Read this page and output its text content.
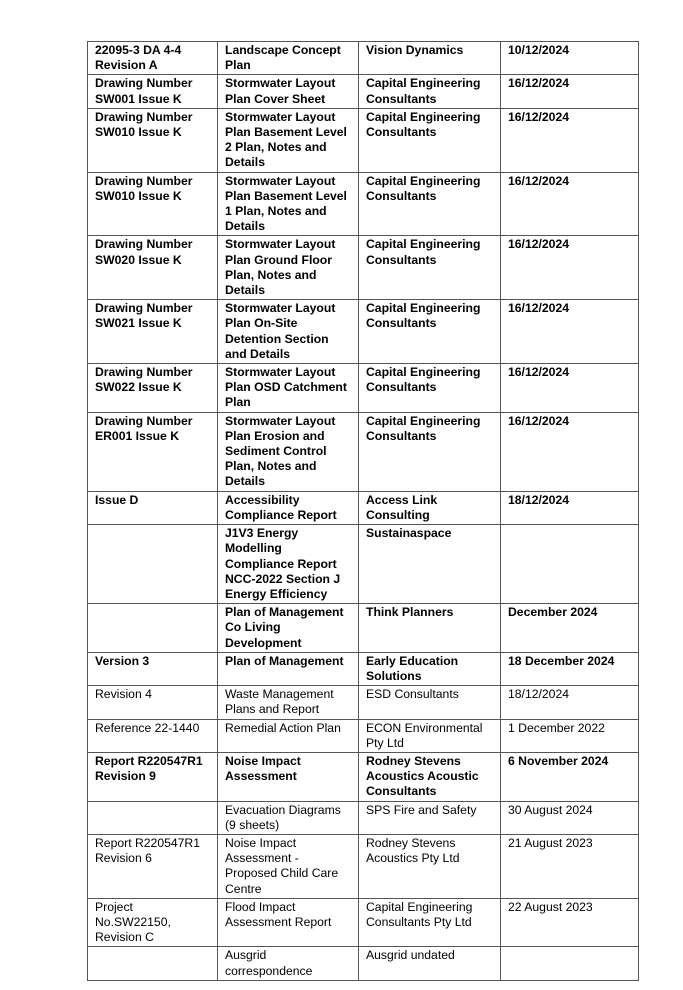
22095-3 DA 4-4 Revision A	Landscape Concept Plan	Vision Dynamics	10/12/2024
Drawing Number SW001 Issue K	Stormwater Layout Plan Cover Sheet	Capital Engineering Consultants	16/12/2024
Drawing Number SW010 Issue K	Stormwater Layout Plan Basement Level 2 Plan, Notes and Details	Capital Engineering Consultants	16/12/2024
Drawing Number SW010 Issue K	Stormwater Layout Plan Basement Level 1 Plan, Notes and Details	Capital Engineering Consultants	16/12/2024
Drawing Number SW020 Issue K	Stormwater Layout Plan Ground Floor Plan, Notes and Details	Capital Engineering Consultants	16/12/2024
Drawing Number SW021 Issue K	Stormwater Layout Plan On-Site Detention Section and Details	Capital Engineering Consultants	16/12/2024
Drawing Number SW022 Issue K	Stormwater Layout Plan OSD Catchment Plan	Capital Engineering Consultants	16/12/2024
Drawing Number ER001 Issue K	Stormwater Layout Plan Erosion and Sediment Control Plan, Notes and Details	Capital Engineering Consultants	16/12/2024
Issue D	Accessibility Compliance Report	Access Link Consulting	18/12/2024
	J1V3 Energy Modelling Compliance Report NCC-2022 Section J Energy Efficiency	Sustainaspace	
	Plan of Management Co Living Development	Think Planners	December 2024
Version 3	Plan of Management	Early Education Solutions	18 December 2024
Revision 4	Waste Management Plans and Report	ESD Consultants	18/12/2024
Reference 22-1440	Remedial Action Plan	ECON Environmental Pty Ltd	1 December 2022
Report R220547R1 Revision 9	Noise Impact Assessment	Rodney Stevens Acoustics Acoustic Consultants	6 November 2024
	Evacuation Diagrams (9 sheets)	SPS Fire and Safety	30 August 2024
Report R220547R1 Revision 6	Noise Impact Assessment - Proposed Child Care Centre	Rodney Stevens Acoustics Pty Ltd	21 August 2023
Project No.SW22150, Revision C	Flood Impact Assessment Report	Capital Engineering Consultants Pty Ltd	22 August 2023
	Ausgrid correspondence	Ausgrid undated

* * *

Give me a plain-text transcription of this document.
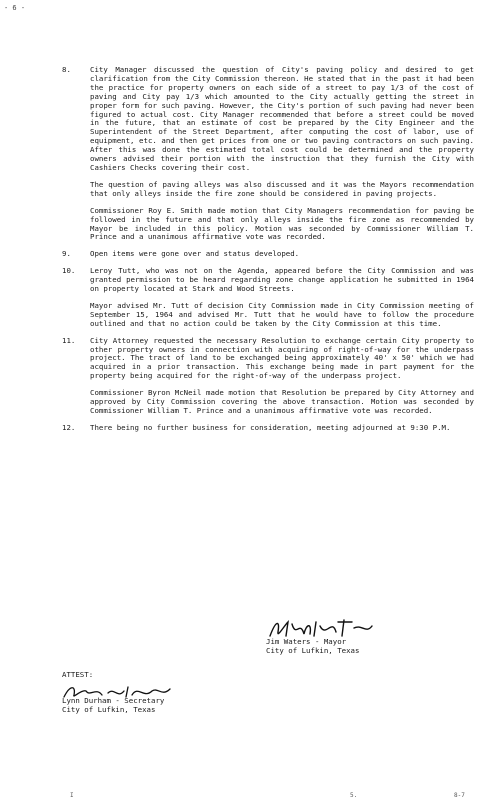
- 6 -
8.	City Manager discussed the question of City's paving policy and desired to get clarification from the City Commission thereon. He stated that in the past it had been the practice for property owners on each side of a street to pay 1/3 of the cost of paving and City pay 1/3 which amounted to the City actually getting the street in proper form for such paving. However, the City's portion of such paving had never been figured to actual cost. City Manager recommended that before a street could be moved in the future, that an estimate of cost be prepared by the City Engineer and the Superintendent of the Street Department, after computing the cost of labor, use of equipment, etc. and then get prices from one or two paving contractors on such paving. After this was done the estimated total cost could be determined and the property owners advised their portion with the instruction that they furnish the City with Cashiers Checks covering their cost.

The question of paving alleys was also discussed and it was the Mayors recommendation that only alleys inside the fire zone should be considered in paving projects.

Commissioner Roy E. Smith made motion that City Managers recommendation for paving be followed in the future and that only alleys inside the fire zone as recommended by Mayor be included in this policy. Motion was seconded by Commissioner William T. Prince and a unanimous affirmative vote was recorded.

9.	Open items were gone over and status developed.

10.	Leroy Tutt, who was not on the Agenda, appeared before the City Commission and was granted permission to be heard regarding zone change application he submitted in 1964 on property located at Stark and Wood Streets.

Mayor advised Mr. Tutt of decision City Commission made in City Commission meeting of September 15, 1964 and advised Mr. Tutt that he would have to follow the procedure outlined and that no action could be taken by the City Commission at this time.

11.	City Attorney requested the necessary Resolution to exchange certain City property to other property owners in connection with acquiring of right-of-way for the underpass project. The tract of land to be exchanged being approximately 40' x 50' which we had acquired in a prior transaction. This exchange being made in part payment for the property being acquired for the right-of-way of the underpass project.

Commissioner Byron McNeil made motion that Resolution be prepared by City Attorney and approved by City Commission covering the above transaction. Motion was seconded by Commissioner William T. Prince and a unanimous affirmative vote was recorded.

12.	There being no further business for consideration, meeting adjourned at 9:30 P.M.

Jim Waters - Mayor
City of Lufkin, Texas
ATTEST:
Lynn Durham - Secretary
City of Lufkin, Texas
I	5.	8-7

Written problem
Find every line in the records above that contains the word "August", and copy each one.

Result for this exercise
	Evacuation Diagrams (9 sheets)	SPS Fire and Safety	30 August 2024
Report R220547R1 Revision 6	Noise Impact Assessment - Proposed Child Care Centre	Rodney Stevens Acoustics Pty Ltd	21 August 2023
Project No.SW22150, Revision C	Flood Impact Assessment Report	Capital Engineering Consultants Pty Ltd	22 August 2023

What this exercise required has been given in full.